Component data from apps and pages:
BEGIN

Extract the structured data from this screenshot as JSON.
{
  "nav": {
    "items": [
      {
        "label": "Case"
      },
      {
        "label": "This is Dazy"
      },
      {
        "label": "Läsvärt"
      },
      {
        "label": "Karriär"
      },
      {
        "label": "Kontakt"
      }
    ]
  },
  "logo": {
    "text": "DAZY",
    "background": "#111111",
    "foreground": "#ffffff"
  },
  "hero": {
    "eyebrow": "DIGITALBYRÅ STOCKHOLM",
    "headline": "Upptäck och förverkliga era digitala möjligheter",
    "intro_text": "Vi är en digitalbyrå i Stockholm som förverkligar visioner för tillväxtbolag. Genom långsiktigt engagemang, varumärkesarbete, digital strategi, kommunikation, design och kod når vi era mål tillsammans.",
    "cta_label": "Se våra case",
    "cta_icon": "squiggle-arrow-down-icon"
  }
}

END
BEGIN

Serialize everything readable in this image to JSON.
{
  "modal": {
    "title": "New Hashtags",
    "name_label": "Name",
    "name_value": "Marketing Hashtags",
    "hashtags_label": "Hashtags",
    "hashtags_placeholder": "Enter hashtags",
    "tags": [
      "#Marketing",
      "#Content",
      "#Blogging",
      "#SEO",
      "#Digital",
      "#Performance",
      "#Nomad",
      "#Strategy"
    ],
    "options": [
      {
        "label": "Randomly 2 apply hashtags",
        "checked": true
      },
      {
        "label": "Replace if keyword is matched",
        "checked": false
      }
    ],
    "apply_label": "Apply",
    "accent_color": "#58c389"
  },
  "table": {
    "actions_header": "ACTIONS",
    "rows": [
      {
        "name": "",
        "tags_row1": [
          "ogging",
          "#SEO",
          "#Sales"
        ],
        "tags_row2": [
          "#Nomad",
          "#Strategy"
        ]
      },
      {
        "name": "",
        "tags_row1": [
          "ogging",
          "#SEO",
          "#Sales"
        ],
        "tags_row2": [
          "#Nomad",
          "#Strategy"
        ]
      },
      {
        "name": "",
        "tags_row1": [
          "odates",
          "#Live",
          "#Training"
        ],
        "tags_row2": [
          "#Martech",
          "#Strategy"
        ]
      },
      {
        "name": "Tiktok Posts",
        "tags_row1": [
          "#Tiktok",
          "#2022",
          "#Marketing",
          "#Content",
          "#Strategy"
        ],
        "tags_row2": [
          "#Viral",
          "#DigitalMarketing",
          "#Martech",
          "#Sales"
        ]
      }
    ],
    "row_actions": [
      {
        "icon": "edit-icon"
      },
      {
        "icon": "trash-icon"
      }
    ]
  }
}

END

WORK TASK: All lines holding the word "JSON" must be copied from the data.

RESULT OF THE TASK:
Extract the structured data from this screenshot as JSON.
Serialize everything readable in this image to JSON.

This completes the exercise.